### Problem statement
Reproduce the listing below with every instance of "chip-dot" replaced by "chip-marker" and nothing else changed. Leave out the pictures.

### Material provided
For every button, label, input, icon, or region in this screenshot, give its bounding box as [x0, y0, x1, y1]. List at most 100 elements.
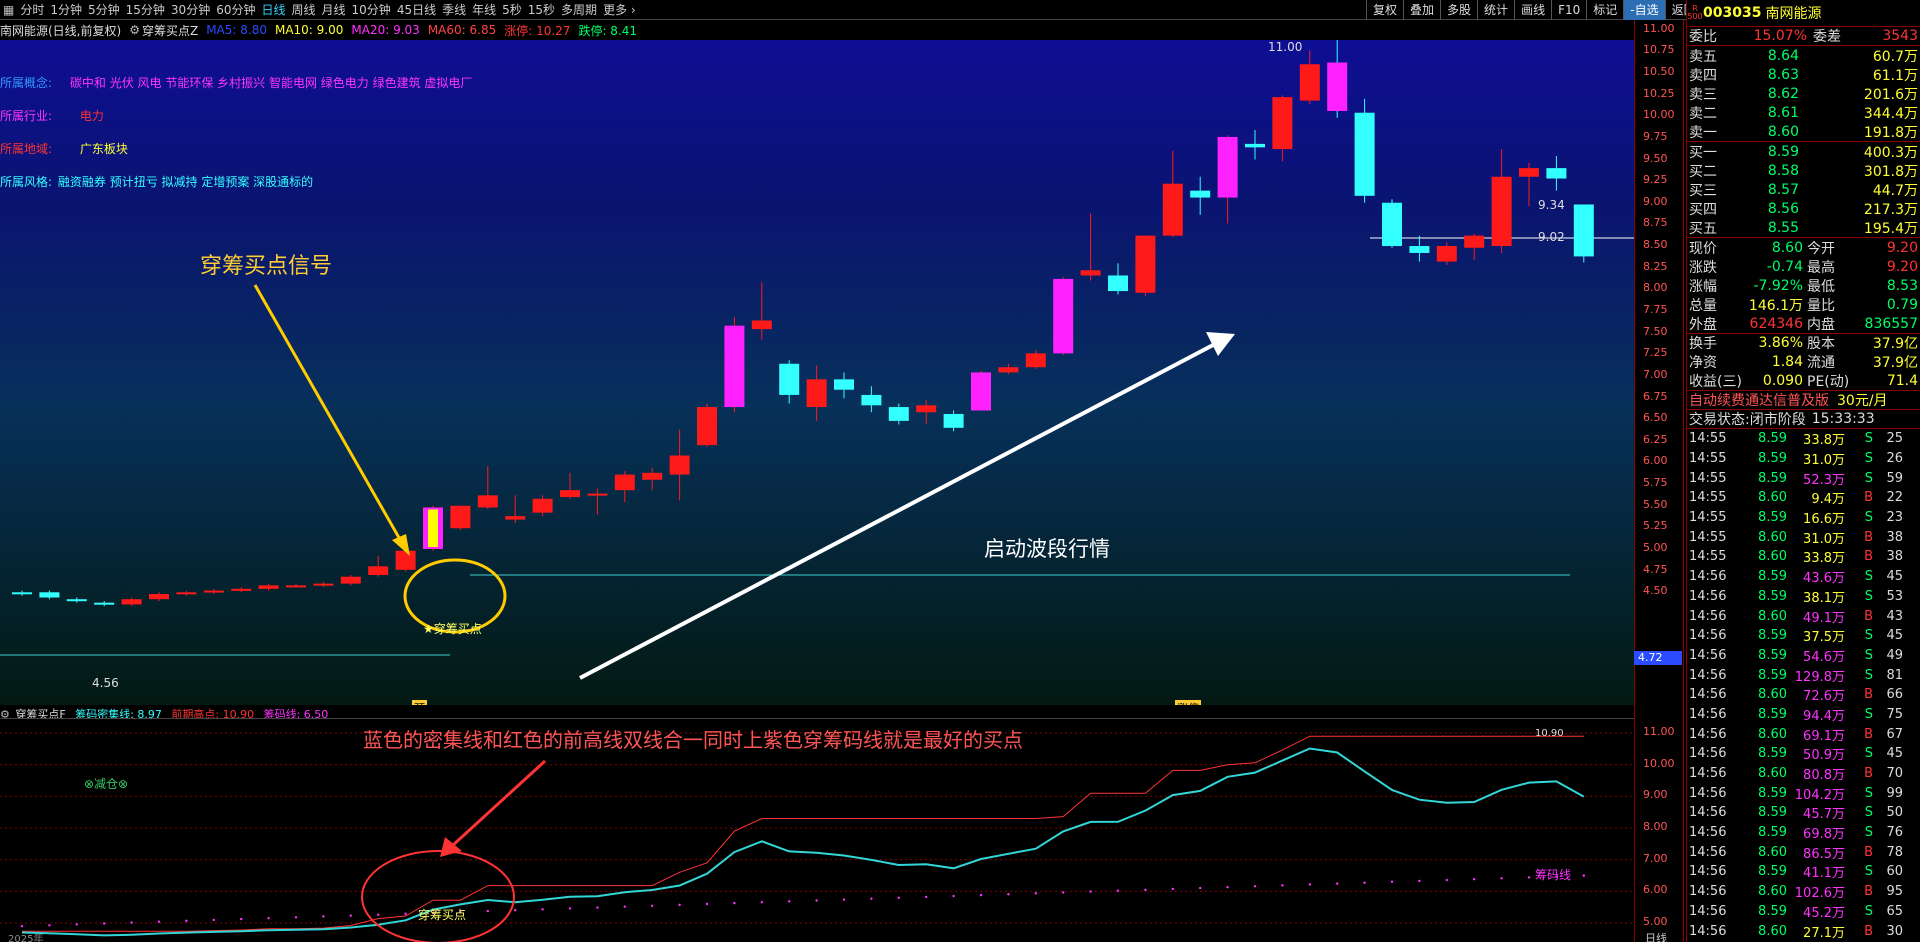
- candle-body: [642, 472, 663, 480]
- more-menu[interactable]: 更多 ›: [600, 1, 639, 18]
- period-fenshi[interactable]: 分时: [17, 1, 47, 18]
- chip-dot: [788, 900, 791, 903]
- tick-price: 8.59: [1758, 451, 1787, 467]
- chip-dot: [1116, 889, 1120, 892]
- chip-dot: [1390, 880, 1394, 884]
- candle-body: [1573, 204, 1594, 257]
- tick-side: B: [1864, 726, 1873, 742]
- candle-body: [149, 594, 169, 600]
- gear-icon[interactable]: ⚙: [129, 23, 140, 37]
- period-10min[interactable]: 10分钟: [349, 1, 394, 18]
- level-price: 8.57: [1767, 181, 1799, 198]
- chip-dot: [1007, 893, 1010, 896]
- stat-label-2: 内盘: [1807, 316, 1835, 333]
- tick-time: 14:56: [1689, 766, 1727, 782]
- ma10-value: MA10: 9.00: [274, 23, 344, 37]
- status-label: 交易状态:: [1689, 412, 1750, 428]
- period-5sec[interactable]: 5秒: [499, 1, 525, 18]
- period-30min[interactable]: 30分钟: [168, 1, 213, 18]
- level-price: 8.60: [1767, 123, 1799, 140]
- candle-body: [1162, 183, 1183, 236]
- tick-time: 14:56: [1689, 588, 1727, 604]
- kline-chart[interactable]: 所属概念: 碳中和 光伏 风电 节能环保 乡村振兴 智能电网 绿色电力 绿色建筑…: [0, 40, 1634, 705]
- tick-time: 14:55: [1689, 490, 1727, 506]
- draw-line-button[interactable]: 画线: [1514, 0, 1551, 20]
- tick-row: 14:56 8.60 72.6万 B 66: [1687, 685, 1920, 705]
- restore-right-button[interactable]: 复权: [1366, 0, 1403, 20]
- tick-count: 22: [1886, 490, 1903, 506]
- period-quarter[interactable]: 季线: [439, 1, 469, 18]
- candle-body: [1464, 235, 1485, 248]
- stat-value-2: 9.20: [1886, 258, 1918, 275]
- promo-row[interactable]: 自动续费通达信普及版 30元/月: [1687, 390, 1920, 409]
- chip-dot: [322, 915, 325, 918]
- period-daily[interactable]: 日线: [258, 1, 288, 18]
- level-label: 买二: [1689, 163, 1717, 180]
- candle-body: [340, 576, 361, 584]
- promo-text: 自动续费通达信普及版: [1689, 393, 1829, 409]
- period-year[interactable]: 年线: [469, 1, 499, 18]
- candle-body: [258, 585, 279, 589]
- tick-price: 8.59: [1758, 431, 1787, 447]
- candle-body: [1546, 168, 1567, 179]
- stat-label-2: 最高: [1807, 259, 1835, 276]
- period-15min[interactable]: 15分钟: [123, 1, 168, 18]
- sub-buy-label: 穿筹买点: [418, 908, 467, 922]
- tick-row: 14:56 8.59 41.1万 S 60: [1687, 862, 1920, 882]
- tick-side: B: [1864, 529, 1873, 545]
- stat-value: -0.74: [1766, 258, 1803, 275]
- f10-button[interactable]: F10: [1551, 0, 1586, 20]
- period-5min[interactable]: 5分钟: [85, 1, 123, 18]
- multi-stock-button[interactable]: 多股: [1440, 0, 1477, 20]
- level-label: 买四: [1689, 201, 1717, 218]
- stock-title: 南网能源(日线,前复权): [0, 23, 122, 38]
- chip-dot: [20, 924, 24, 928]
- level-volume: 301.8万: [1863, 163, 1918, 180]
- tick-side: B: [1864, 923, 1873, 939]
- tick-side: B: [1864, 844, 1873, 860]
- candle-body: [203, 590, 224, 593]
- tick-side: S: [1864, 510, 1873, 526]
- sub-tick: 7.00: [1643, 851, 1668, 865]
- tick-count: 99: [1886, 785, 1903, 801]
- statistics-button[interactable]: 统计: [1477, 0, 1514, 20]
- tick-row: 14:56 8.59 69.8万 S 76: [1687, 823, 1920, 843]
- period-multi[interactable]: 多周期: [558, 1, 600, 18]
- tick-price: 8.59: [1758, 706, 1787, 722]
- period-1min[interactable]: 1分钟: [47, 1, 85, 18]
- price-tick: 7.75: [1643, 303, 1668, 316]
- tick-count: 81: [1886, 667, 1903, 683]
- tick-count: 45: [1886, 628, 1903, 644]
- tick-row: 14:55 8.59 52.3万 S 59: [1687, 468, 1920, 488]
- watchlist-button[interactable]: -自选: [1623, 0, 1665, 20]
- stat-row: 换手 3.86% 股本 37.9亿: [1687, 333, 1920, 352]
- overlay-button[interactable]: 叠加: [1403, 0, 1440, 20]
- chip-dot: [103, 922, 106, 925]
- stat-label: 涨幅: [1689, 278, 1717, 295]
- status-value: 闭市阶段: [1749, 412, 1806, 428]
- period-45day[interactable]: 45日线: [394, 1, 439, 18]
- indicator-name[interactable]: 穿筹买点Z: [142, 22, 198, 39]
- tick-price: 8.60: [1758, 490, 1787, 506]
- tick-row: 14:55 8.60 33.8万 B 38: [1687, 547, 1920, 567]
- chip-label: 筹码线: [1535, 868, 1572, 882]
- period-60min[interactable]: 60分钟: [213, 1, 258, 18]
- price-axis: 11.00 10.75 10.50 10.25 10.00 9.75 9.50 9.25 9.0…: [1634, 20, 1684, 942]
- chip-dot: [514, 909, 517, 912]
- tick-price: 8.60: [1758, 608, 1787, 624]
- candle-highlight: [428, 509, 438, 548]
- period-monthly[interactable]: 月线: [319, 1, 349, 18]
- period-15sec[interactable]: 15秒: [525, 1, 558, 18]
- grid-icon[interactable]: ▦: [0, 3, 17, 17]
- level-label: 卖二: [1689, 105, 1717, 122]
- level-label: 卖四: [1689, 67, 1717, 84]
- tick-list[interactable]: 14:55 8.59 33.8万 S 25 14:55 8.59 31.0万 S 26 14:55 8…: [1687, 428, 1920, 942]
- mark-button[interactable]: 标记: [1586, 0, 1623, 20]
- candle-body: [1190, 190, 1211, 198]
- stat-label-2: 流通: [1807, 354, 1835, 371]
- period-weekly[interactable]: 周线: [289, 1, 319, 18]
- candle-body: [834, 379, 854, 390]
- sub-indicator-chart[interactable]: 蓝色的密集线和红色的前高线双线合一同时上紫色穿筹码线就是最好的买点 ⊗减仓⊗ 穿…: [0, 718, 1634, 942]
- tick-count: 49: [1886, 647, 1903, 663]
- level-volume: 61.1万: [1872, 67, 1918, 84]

### Task answer
For every button, label, input, icon, or region in this screenshot, give its bounding box as [x0, y0, x1, y1]. List at most 100 elements.
- candle-body: [642, 472, 663, 480]
- more-menu[interactable]: 更多 ›: [600, 1, 639, 18]
- period-fenshi[interactable]: 分时: [17, 1, 47, 18]
- chip-marker: [788, 900, 791, 903]
- tick-price: 8.59: [1758, 451, 1787, 467]
- chip-marker: [1116, 889, 1120, 892]
- chip-marker: [1390, 880, 1394, 884]
- candle-body: [1573, 204, 1594, 257]
- tick-side: B: [1864, 726, 1873, 742]
- candle-body: [149, 594, 169, 600]
- gear-icon[interactable]: ⚙: [129, 23, 140, 37]
- period-10min[interactable]: 10分钟: [349, 1, 394, 18]
- level-price: 8.57: [1767, 181, 1799, 198]
- chip-marker: [1007, 893, 1010, 896]
- stat-label-2: 内盘: [1807, 316, 1835, 333]
- tick-time: 14:56: [1689, 766, 1727, 782]
- ma10-value: MA10: 9.00: [274, 23, 344, 37]
- status-label: 交易状态:: [1689, 412, 1750, 428]
- period-5sec[interactable]: 5秒: [499, 1, 525, 18]
- period-30min[interactable]: 30分钟: [168, 1, 213, 18]
- level-price: 8.60: [1767, 123, 1799, 140]
- candle-body: [1162, 183, 1183, 236]
- tick-time: 14:56: [1689, 588, 1727, 604]
- kline-chart[interactable]: 所属概念: 碳中和 光伏 风电 节能环保 乡村振兴 智能电网 绿色电力 绿色建筑…: [0, 40, 1634, 705]
- tick-time: 14:55: [1689, 490, 1727, 506]
- draw-line-button[interactable]: 画线: [1514, 0, 1551, 20]
- tick-row: 14:56 8.60 72.6万 B 66: [1687, 685, 1920, 705]
- restore-right-button[interactable]: 复权: [1366, 0, 1403, 20]
- tick-count: 22: [1886, 490, 1903, 506]
- period-quarter[interactable]: 季线: [439, 1, 469, 18]
- candle-body: [1464, 235, 1485, 248]
- stat-value-2: 9.20: [1886, 258, 1918, 275]
- promo-row[interactable]: 自动续费通达信普及版 30元/月: [1687, 390, 1920, 409]
- chip-marker: [322, 915, 325, 918]
- period-daily[interactable]: 日线: [258, 1, 288, 18]
- level-label: 买二: [1689, 163, 1717, 180]
- candle-body: [340, 576, 361, 584]
- promo-text: 自动续费通达信普及版: [1689, 393, 1829, 409]
- period-year[interactable]: 年线: [469, 1, 499, 18]
- candle-body: [258, 585, 279, 589]
- tick-price: 8.59: [1758, 431, 1787, 447]
- candle-body: [1546, 168, 1567, 179]
- stat-label-2: 最高: [1807, 259, 1835, 276]
- period-15min[interactable]: 15分钟: [123, 1, 168, 18]
- sub-buy-label: 穿筹买点: [418, 908, 467, 922]
- tick-row: 14:56 8.59 41.1万 S 60: [1687, 862, 1920, 882]
- tick-side: B: [1864, 529, 1873, 545]
- stat-value: -0.74: [1766, 258, 1803, 275]
- f10-button[interactable]: F10: [1551, 0, 1586, 20]
- period-5min[interactable]: 5分钟: [85, 1, 123, 18]
- multi-stock-button[interactable]: 多股: [1440, 0, 1477, 20]
- level-label: 买四: [1689, 201, 1717, 218]
- stock-title: 南网能源(日线,前复权): [0, 23, 122, 38]
- chip-marker: [20, 924, 24, 928]
- level-volume: 301.8万: [1863, 163, 1918, 180]
- tick-side: B: [1864, 923, 1873, 939]
- tick-side: B: [1864, 844, 1873, 860]
- candle-body: [203, 590, 224, 593]
- tick-side: S: [1864, 510, 1873, 526]
- sub-tick: 7.00: [1643, 851, 1668, 865]
- tick-count: 99: [1886, 785, 1903, 801]
- statistics-button[interactable]: 统计: [1477, 0, 1514, 20]
- tick-row: 14:56 8.59 69.8万 S 76: [1687, 823, 1920, 843]
- period-multi[interactable]: 多周期: [558, 1, 600, 18]
- tick-price: 8.59: [1758, 706, 1787, 722]
- period-1min[interactable]: 1分钟: [47, 1, 85, 18]
- price-tick: 7.75: [1643, 303, 1668, 316]
- tick-count: 81: [1886, 667, 1903, 683]
- tick-count: 45: [1886, 628, 1903, 644]
- tick-row: 14:55 8.59 52.3万 S 59: [1687, 468, 1920, 488]
- watchlist-button[interactable]: -自选: [1623, 0, 1665, 20]
- stat-row: 换手 3.86% 股本 37.9亿: [1687, 333, 1920, 352]
- overlay-button[interactable]: 叠加: [1403, 0, 1440, 20]
- chip-marker: [103, 922, 106, 925]
- stat-label: 涨幅: [1689, 278, 1717, 295]
- status-value: 闭市阶段: [1749, 412, 1806, 428]
- period-45day[interactable]: 45日线: [394, 1, 439, 18]
- indicator-name[interactable]: 穿筹买点Z: [142, 22, 198, 39]
- tick-price: 8.60: [1758, 490, 1787, 506]
- tick-row: 14:55 8.60 33.8万 B 38: [1687, 547, 1920, 567]
- chip-label: 筹码线: [1535, 868, 1572, 882]
- period-60min[interactable]: 60分钟: [213, 1, 258, 18]
- price-axis: 11.00 10.75 10.50 10.25 10.00 9.75 9.50 9.25 9.0…: [1634, 20, 1684, 942]
- chip-marker: [514, 909, 517, 912]
- tick-price: 8.60: [1758, 608, 1787, 624]
- candle-highlight: [428, 509, 438, 548]
- period-monthly[interactable]: 月线: [319, 1, 349, 18]
- period-15sec[interactable]: 15秒: [525, 1, 558, 18]
- grid-icon[interactable]: ▦: [0, 3, 17, 17]
- level-label: 卖二: [1689, 105, 1717, 122]
- level-label: 卖四: [1689, 67, 1717, 84]
- tick-list[interactable]: 14:55 8.59 33.8万 S 25 14:55 8.59 31.0万 S 26 14:55 8…: [1687, 428, 1920, 942]
- mark-button[interactable]: 标记: [1586, 0, 1623, 20]
- candle-body: [1190, 190, 1211, 198]
- stat-label-2: 流通: [1807, 354, 1835, 371]
- period-weekly[interactable]: 周线: [289, 1, 319, 18]
- candle-body: [834, 379, 854, 390]
- sub-indicator-chart[interactable]: 蓝色的密集线和红色的前高线双线合一同时上紫色穿筹码线就是最好的买点 ⊗减仓⊗ 穿…: [0, 718, 1634, 942]
- tick-count: 49: [1886, 647, 1903, 663]
- level-volume: 61.1万: [1872, 67, 1918, 84]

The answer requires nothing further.